* _WRITTEN INSTRUCTION_
Write out each line exactly as given. Leave the pictures out of your copy.

Stored entries:

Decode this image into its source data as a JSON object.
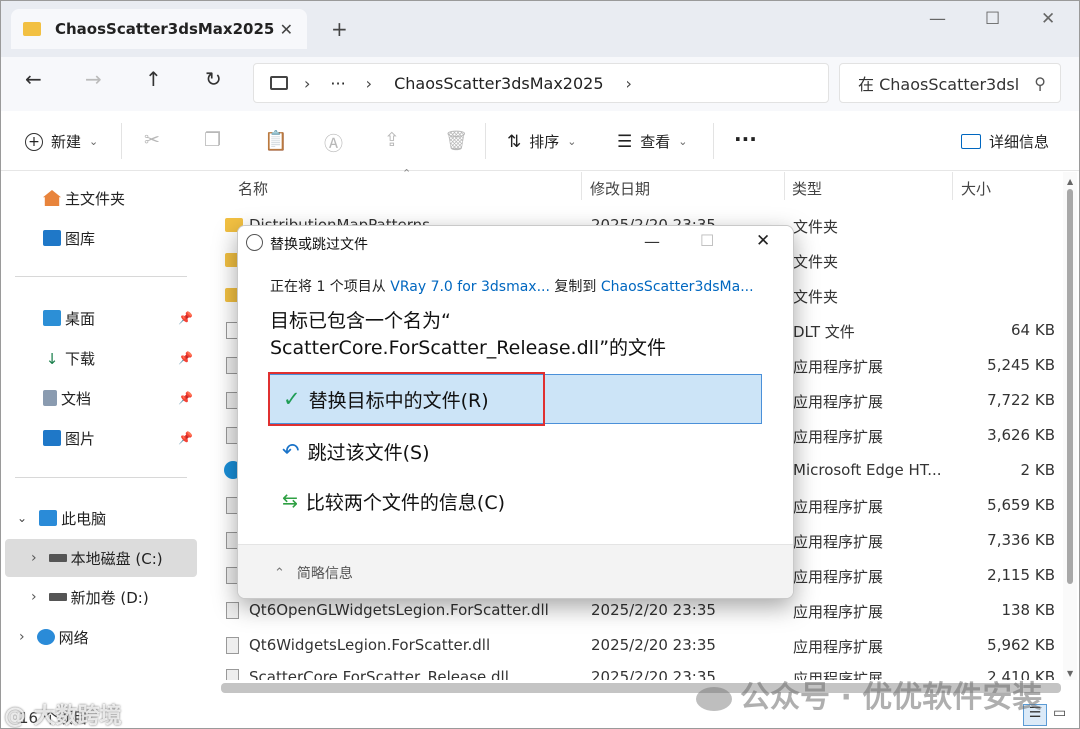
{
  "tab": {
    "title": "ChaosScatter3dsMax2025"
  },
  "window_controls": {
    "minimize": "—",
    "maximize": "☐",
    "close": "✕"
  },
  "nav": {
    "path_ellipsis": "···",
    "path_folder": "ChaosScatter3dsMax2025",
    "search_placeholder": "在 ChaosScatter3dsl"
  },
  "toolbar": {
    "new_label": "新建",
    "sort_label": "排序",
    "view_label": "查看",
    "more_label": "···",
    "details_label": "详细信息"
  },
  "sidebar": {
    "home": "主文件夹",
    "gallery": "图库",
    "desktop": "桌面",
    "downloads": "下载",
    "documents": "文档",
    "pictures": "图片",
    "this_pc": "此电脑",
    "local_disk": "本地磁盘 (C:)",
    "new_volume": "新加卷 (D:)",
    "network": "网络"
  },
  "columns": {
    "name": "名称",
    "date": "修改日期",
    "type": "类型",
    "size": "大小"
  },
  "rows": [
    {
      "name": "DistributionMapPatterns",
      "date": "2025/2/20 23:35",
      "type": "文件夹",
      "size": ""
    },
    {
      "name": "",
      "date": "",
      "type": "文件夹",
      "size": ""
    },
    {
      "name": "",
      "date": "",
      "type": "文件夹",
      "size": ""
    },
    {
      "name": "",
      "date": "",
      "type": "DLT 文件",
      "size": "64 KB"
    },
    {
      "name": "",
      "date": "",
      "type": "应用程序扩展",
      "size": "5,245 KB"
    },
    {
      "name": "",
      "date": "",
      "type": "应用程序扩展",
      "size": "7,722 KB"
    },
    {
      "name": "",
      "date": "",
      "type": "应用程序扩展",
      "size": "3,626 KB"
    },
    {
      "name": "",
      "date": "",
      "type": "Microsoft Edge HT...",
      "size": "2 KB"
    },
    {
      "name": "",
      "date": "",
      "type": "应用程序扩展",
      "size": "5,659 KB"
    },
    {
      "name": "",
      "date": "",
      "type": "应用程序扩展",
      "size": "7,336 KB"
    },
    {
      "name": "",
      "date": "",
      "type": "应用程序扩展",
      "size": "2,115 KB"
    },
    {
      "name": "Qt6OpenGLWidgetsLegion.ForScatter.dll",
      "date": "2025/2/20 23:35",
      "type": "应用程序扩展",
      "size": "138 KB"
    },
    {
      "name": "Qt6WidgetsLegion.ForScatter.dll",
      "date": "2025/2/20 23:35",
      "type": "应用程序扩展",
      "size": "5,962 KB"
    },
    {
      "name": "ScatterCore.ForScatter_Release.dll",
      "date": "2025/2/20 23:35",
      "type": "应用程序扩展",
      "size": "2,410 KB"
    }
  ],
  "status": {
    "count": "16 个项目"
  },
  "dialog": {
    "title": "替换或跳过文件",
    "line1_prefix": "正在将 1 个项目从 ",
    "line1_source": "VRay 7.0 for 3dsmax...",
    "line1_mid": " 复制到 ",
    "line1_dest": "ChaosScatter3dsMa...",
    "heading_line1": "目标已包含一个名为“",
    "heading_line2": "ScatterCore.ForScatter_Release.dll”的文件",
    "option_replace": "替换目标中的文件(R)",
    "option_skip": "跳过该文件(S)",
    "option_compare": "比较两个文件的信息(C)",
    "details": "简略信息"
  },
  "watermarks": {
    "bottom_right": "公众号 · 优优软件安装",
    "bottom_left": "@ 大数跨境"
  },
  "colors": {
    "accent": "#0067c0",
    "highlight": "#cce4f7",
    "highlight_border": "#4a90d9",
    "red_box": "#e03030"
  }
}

* _TASK ANSWER_
Decode this image into its source data as a JSON object.
{
  "tab": {
    "title": "ChaosScatter3dsMax2025"
  },
  "window_controls": {
    "minimize": "—",
    "maximize": "☐",
    "close": "✕"
  },
  "nav": {
    "path_ellipsis": "···",
    "path_folder": "ChaosScatter3dsMax2025",
    "search_placeholder": "在 ChaosScatter3dsl"
  },
  "toolbar": {
    "new_label": "新建",
    "sort_label": "排序",
    "view_label": "查看",
    "more_label": "···",
    "details_label": "详细信息"
  },
  "sidebar": {
    "home": "主文件夹",
    "gallery": "图库",
    "desktop": "桌面",
    "downloads": "下载",
    "documents": "文档",
    "pictures": "图片",
    "this_pc": "此电脑",
    "local_disk": "本地磁盘 (C:)",
    "new_volume": "新加卷 (D:)",
    "network": "网络"
  },
  "columns": {
    "name": "名称",
    "date": "修改日期",
    "type": "类型",
    "size": "大小"
  },
  "rows": [
    {
      "name": "DistributionMapPatterns",
      "date": "2025/2/20 23:35",
      "type": "文件夹",
      "size": ""
    },
    {
      "name": "",
      "date": "",
      "type": "文件夹",
      "size": ""
    },
    {
      "name": "",
      "date": "",
      "type": "文件夹",
      "size": ""
    },
    {
      "name": "",
      "date": "",
      "type": "DLT 文件",
      "size": "64 KB"
    },
    {
      "name": "",
      "date": "",
      "type": "应用程序扩展",
      "size": "5,245 KB"
    },
    {
      "name": "",
      "date": "",
      "type": "应用程序扩展",
      "size": "7,722 KB"
    },
    {
      "name": "",
      "date": "",
      "type": "应用程序扩展",
      "size": "3,626 KB"
    },
    {
      "name": "",
      "date": "",
      "type": "Microsoft Edge HT...",
      "size": "2 KB"
    },
    {
      "name": "",
      "date": "",
      "type": "应用程序扩展",
      "size": "5,659 KB"
    },
    {
      "name": "",
      "date": "",
      "type": "应用程序扩展",
      "size": "7,336 KB"
    },
    {
      "name": "",
      "date": "",
      "type": "应用程序扩展",
      "size": "2,115 KB"
    },
    {
      "name": "Qt6OpenGLWidgetsLegion.ForScatter.dll",
      "date": "2025/2/20 23:35",
      "type": "应用程序扩展",
      "size": "138 KB"
    },
    {
      "name": "Qt6WidgetsLegion.ForScatter.dll",
      "date": "2025/2/20 23:35",
      "type": "应用程序扩展",
      "size": "5,962 KB"
    },
    {
      "name": "ScatterCore.ForScatter_Release.dll",
      "date": "2025/2/20 23:35",
      "type": "应用程序扩展",
      "size": "2,410 KB"
    }
  ],
  "status": {
    "count": "16 个项目"
  },
  "dialog": {
    "title": "替换或跳过文件",
    "line1_prefix": "正在将 1 个项目从 ",
    "line1_source": "VRay 7.0 for 3dsmax...",
    "line1_mid": " 复制到 ",
    "line1_dest": "ChaosScatter3dsMa...",
    "heading_line1": "目标已包含一个名为“",
    "heading_line2": "ScatterCore.ForScatter_Release.dll”的文件",
    "option_replace": "替换目标中的文件(R)",
    "option_skip": "跳过该文件(S)",
    "option_compare": "比较两个文件的信息(C)",
    "details": "简略信息"
  },
  "watermarks": {
    "bottom_right": "公众号 · 优优软件安装",
    "bottom_left": "@ 大数跨境"
  },
  "colors": {
    "accent": "#0067c0",
    "highlight": "#cce4f7",
    "highlight_border": "#4a90d9",
    "red_box": "#e03030"
  }
}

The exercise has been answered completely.